> **EXERCISE INSTRUCTIONS**:
Filter the listing and keep only the lines with the word "JSON".

Dataset listings of figures
::::

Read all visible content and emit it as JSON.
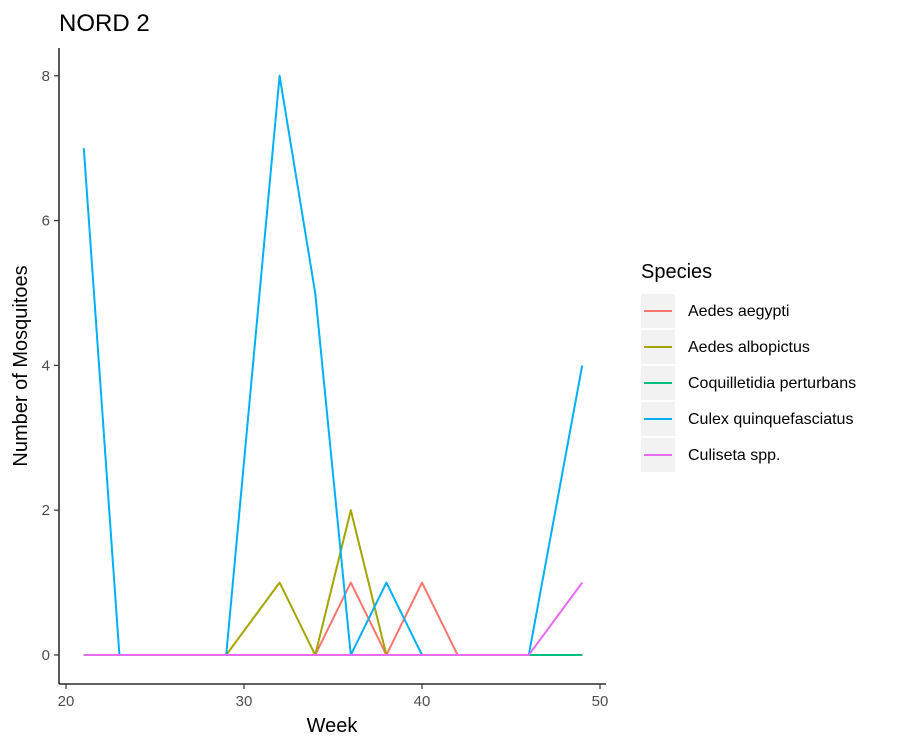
{
  "chart_data": {
    "type": "line",
    "title": "NORD 2",
    "xlabel": "Week",
    "ylabel": "Number of Mosquitoes",
    "xlim": [
      20,
      50
    ],
    "ylim": [
      0,
      8
    ],
    "xticks": [
      20,
      30,
      40,
      50
    ],
    "yticks": [
      0,
      2,
      4,
      6,
      8
    ],
    "grid": false,
    "legend": {
      "title": "Species",
      "position": "right"
    },
    "x": [
      21,
      23,
      29,
      32,
      34,
      36,
      38,
      40,
      42,
      46,
      49
    ],
    "series": [
      {
        "name": "Aedes aegypti",
        "color": "#F8766D",
        "values": [
          0,
          0,
          0,
          0,
          0,
          1,
          0,
          1,
          0,
          0,
          0
        ]
      },
      {
        "name": "Aedes albopictus",
        "color": "#A3A500",
        "values": [
          0,
          0,
          0,
          1,
          0,
          2,
          0,
          0,
          0,
          0,
          0
        ]
      },
      {
        "name": "Coquilletidia perturbans",
        "color": "#00BF7D",
        "values": [
          0,
          0,
          0,
          0,
          0,
          0,
          0,
          0,
          0,
          0,
          0
        ]
      },
      {
        "name": "Culex quinquefasciatus",
        "color": "#00B0F6",
        "values": [
          7,
          0,
          0,
          8,
          5,
          0,
          1,
          0,
          0,
          0,
          4
        ]
      },
      {
        "name": "Culiseta spp.",
        "color": "#E76BF3",
        "values": [
          0,
          0,
          0,
          0,
          0,
          0,
          0,
          0,
          0,
          0,
          1
        ]
      }
    ]
  }
}
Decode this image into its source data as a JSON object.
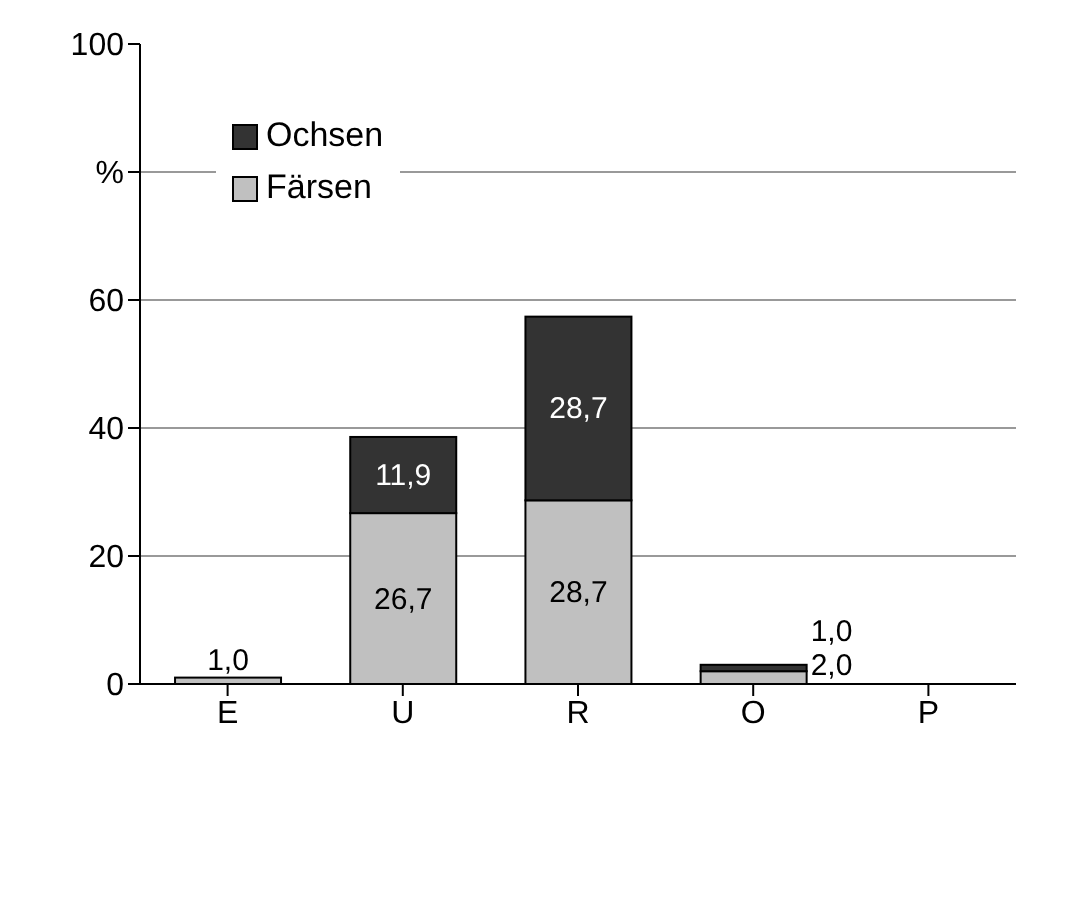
{
  "chart_data": {
    "type": "bar",
    "stacked": true,
    "categories": [
      "E",
      "U",
      "R",
      "O",
      "P"
    ],
    "series": [
      {
        "name": "Färsen",
        "color": "#c0c0c0",
        "values": [
          1.0,
          26.7,
          28.7,
          2.0,
          0
        ],
        "value_labels": [
          "1,0",
          "26,7",
          "28,7",
          "2,0",
          null
        ]
      },
      {
        "name": "Ochsen",
        "color": "#333333",
        "values": [
          0,
          11.9,
          28.7,
          1.0,
          0
        ],
        "value_labels": [
          null,
          "11,9",
          "28,7",
          "1,0",
          null
        ]
      }
    ],
    "ylim": [
      0,
      100
    ],
    "yticks": [
      0,
      20,
      40,
      60,
      {
        "value": 80,
        "label": "%"
      },
      100
    ],
    "grid": "y",
    "legend": "top left"
  }
}
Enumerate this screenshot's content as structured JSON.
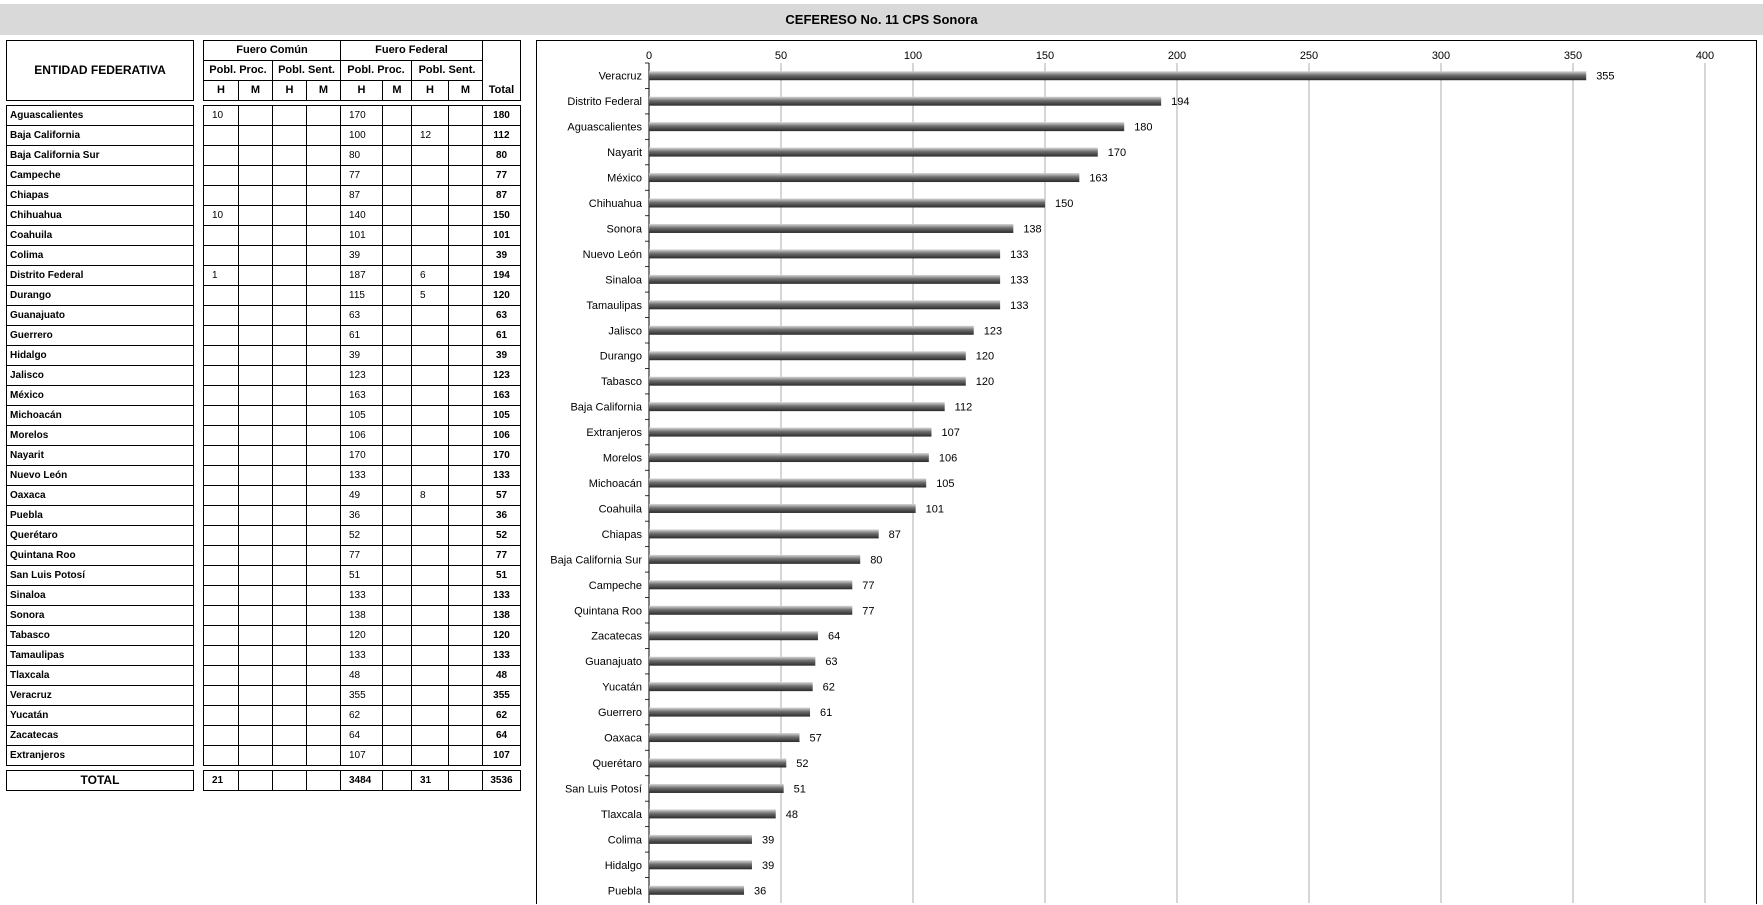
{
  "title": "CEFERESO No. 11 CPS Sonora",
  "table": {
    "col_entity": "ENTIDAD FEDERATIVA",
    "group_comun": "Fuero Común",
    "group_federal": "Fuero Federal",
    "sub_proc": "Pobl. Proc.",
    "sub_sent": "Pobl. Sent.",
    "col_total": "Total",
    "h": "H",
    "m": "M",
    "rows": [
      {
        "name": "Aguascalientes",
        "c_proc_h": "10",
        "c_proc_m": "",
        "c_sent_h": "",
        "c_sent_m": "",
        "f_proc_h": "170",
        "f_proc_m": "",
        "f_sent_h": "",
        "f_sent_m": "",
        "total": "180"
      },
      {
        "name": "Baja California",
        "c_proc_h": "",
        "c_proc_m": "",
        "c_sent_h": "",
        "c_sent_m": "",
        "f_proc_h": "100",
        "f_proc_m": "",
        "f_sent_h": "12",
        "f_sent_m": "",
        "total": "112"
      },
      {
        "name": "Baja California Sur",
        "c_proc_h": "",
        "c_proc_m": "",
        "c_sent_h": "",
        "c_sent_m": "",
        "f_proc_h": "80",
        "f_proc_m": "",
        "f_sent_h": "",
        "f_sent_m": "",
        "total": "80"
      },
      {
        "name": "Campeche",
        "c_proc_h": "",
        "c_proc_m": "",
        "c_sent_h": "",
        "c_sent_m": "",
        "f_proc_h": "77",
        "f_proc_m": "",
        "f_sent_h": "",
        "f_sent_m": "",
        "total": "77"
      },
      {
        "name": "Chiapas",
        "c_proc_h": "",
        "c_proc_m": "",
        "c_sent_h": "",
        "c_sent_m": "",
        "f_proc_h": "87",
        "f_proc_m": "",
        "f_sent_h": "",
        "f_sent_m": "",
        "total": "87"
      },
      {
        "name": "Chihuahua",
        "c_proc_h": "10",
        "c_proc_m": "",
        "c_sent_h": "",
        "c_sent_m": "",
        "f_proc_h": "140",
        "f_proc_m": "",
        "f_sent_h": "",
        "f_sent_m": "",
        "total": "150"
      },
      {
        "name": "Coahuila",
        "c_proc_h": "",
        "c_proc_m": "",
        "c_sent_h": "",
        "c_sent_m": "",
        "f_proc_h": "101",
        "f_proc_m": "",
        "f_sent_h": "",
        "f_sent_m": "",
        "total": "101"
      },
      {
        "name": "Colima",
        "c_proc_h": "",
        "c_proc_m": "",
        "c_sent_h": "",
        "c_sent_m": "",
        "f_proc_h": "39",
        "f_proc_m": "",
        "f_sent_h": "",
        "f_sent_m": "",
        "total": "39"
      },
      {
        "name": "Distrito Federal",
        "c_proc_h": "1",
        "c_proc_m": "",
        "c_sent_h": "",
        "c_sent_m": "",
        "f_proc_h": "187",
        "f_proc_m": "",
        "f_sent_h": "6",
        "f_sent_m": "",
        "total": "194"
      },
      {
        "name": "Durango",
        "c_proc_h": "",
        "c_proc_m": "",
        "c_sent_h": "",
        "c_sent_m": "",
        "f_proc_h": "115",
        "f_proc_m": "",
        "f_sent_h": "5",
        "f_sent_m": "",
        "total": "120"
      },
      {
        "name": "Guanajuato",
        "c_proc_h": "",
        "c_proc_m": "",
        "c_sent_h": "",
        "c_sent_m": "",
        "f_proc_h": "63",
        "f_proc_m": "",
        "f_sent_h": "",
        "f_sent_m": "",
        "total": "63"
      },
      {
        "name": "Guerrero",
        "c_proc_h": "",
        "c_proc_m": "",
        "c_sent_h": "",
        "c_sent_m": "",
        "f_proc_h": "61",
        "f_proc_m": "",
        "f_sent_h": "",
        "f_sent_m": "",
        "total": "61"
      },
      {
        "name": "Hidalgo",
        "c_proc_h": "",
        "c_proc_m": "",
        "c_sent_h": "",
        "c_sent_m": "",
        "f_proc_h": "39",
        "f_proc_m": "",
        "f_sent_h": "",
        "f_sent_m": "",
        "total": "39"
      },
      {
        "name": "Jalisco",
        "c_proc_h": "",
        "c_proc_m": "",
        "c_sent_h": "",
        "c_sent_m": "",
        "f_proc_h": "123",
        "f_proc_m": "",
        "f_sent_h": "",
        "f_sent_m": "",
        "total": "123"
      },
      {
        "name": "México",
        "c_proc_h": "",
        "c_proc_m": "",
        "c_sent_h": "",
        "c_sent_m": "",
        "f_proc_h": "163",
        "f_proc_m": "",
        "f_sent_h": "",
        "f_sent_m": "",
        "total": "163"
      },
      {
        "name": "Michoacán",
        "c_proc_h": "",
        "c_proc_m": "",
        "c_sent_h": "",
        "c_sent_m": "",
        "f_proc_h": "105",
        "f_proc_m": "",
        "f_sent_h": "",
        "f_sent_m": "",
        "total": "105"
      },
      {
        "name": "Morelos",
        "c_proc_h": "",
        "c_proc_m": "",
        "c_sent_h": "",
        "c_sent_m": "",
        "f_proc_h": "106",
        "f_proc_m": "",
        "f_sent_h": "",
        "f_sent_m": "",
        "total": "106"
      },
      {
        "name": "Nayarit",
        "c_proc_h": "",
        "c_proc_m": "",
        "c_sent_h": "",
        "c_sent_m": "",
        "f_proc_h": "170",
        "f_proc_m": "",
        "f_sent_h": "",
        "f_sent_m": "",
        "total": "170"
      },
      {
        "name": "Nuevo León",
        "c_proc_h": "",
        "c_proc_m": "",
        "c_sent_h": "",
        "c_sent_m": "",
        "f_proc_h": "133",
        "f_proc_m": "",
        "f_sent_h": "",
        "f_sent_m": "",
        "total": "133"
      },
      {
        "name": "Oaxaca",
        "c_proc_h": "",
        "c_proc_m": "",
        "c_sent_h": "",
        "c_sent_m": "",
        "f_proc_h": "49",
        "f_proc_m": "",
        "f_sent_h": "8",
        "f_sent_m": "",
        "total": "57"
      },
      {
        "name": "Puebla",
        "c_proc_h": "",
        "c_proc_m": "",
        "c_sent_h": "",
        "c_sent_m": "",
        "f_proc_h": "36",
        "f_proc_m": "",
        "f_sent_h": "",
        "f_sent_m": "",
        "total": "36"
      },
      {
        "name": "Querétaro",
        "c_proc_h": "",
        "c_proc_m": "",
        "c_sent_h": "",
        "c_sent_m": "",
        "f_proc_h": "52",
        "f_proc_m": "",
        "f_sent_h": "",
        "f_sent_m": "",
        "total": "52"
      },
      {
        "name": "Quintana Roo",
        "c_proc_h": "",
        "c_proc_m": "",
        "c_sent_h": "",
        "c_sent_m": "",
        "f_proc_h": "77",
        "f_proc_m": "",
        "f_sent_h": "",
        "f_sent_m": "",
        "total": "77"
      },
      {
        "name": "San Luis Potosí",
        "c_proc_h": "",
        "c_proc_m": "",
        "c_sent_h": "",
        "c_sent_m": "",
        "f_proc_h": "51",
        "f_proc_m": "",
        "f_sent_h": "",
        "f_sent_m": "",
        "total": "51"
      },
      {
        "name": "Sinaloa",
        "c_proc_h": "",
        "c_proc_m": "",
        "c_sent_h": "",
        "c_sent_m": "",
        "f_proc_h": "133",
        "f_proc_m": "",
        "f_sent_h": "",
        "f_sent_m": "",
        "total": "133"
      },
      {
        "name": "Sonora",
        "c_proc_h": "",
        "c_proc_m": "",
        "c_sent_h": "",
        "c_sent_m": "",
        "f_proc_h": "138",
        "f_proc_m": "",
        "f_sent_h": "",
        "f_sent_m": "",
        "total": "138"
      },
      {
        "name": "Tabasco",
        "c_proc_h": "",
        "c_proc_m": "",
        "c_sent_h": "",
        "c_sent_m": "",
        "f_proc_h": "120",
        "f_proc_m": "",
        "f_sent_h": "",
        "f_sent_m": "",
        "total": "120"
      },
      {
        "name": "Tamaulipas",
        "c_proc_h": "",
        "c_proc_m": "",
        "c_sent_h": "",
        "c_sent_m": "",
        "f_proc_h": "133",
        "f_proc_m": "",
        "f_sent_h": "",
        "f_sent_m": "",
        "total": "133"
      },
      {
        "name": "Tlaxcala",
        "c_proc_h": "",
        "c_proc_m": "",
        "c_sent_h": "",
        "c_sent_m": "",
        "f_proc_h": "48",
        "f_proc_m": "",
        "f_sent_h": "",
        "f_sent_m": "",
        "total": "48"
      },
      {
        "name": "Veracruz",
        "c_proc_h": "",
        "c_proc_m": "",
        "c_sent_h": "",
        "c_sent_m": "",
        "f_proc_h": "355",
        "f_proc_m": "",
        "f_sent_h": "",
        "f_sent_m": "",
        "total": "355"
      },
      {
        "name": "Yucatán",
        "c_proc_h": "",
        "c_proc_m": "",
        "c_sent_h": "",
        "c_sent_m": "",
        "f_proc_h": "62",
        "f_proc_m": "",
        "f_sent_h": "",
        "f_sent_m": "",
        "total": "62"
      },
      {
        "name": "Zacatecas",
        "c_proc_h": "",
        "c_proc_m": "",
        "c_sent_h": "",
        "c_sent_m": "",
        "f_proc_h": "64",
        "f_proc_m": "",
        "f_sent_h": "",
        "f_sent_m": "",
        "total": "64"
      },
      {
        "name": "Extranjeros",
        "c_proc_h": "",
        "c_proc_m": "",
        "c_sent_h": "",
        "c_sent_m": "",
        "f_proc_h": "107",
        "f_proc_m": "",
        "f_sent_h": "",
        "f_sent_m": "",
        "total": "107"
      }
    ],
    "totals": {
      "name": "TOTAL",
      "c_proc_h": "21",
      "c_proc_m": "",
      "c_sent_h": "",
      "c_sent_m": "",
      "f_proc_h": "3484",
      "f_proc_m": "",
      "f_sent_h": "31",
      "f_sent_m": "",
      "total": "3536"
    }
  },
  "chart_data": {
    "type": "bar",
    "orientation": "horizontal",
    "title": "",
    "xlabel": "",
    "ylabel": "",
    "xlim": [
      0,
      400
    ],
    "x_ticks": [
      0,
      50,
      100,
      150,
      200,
      250,
      300,
      350,
      400
    ],
    "x_axis_position": "top",
    "grid": true,
    "bar_color": "#6e6e6e",
    "categories": [
      "Veracruz",
      "Distrito Federal",
      "Aguascalientes",
      "Nayarit",
      "México",
      "Chihuahua",
      "Sonora",
      "Nuevo León",
      "Sinaloa",
      "Tamaulipas",
      "Jalisco",
      "Durango",
      "Tabasco",
      "Baja California",
      "Extranjeros",
      "Morelos",
      "Michoacán",
      "Coahuila",
      "Chiapas",
      "Baja California Sur",
      "Campeche",
      "Quintana Roo",
      "Zacatecas",
      "Guanajuato",
      "Yucatán",
      "Guerrero",
      "Oaxaca",
      "Querétaro",
      "San Luis Potosí",
      "Tlaxcala",
      "Colima",
      "Hidalgo",
      "Puebla"
    ],
    "values": [
      355,
      194,
      180,
      170,
      163,
      150,
      138,
      133,
      133,
      133,
      123,
      120,
      120,
      112,
      107,
      106,
      105,
      101,
      87,
      80,
      77,
      77,
      64,
      63,
      62,
      61,
      57,
      52,
      51,
      48,
      39,
      39,
      36
    ]
  }
}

::::

> **RESULT OF THIS TASK**:
Read all visible content and emit it as JSON.
Decode this image into its source data as a JSON object.
Enumerate this screenshot's content as structured JSON.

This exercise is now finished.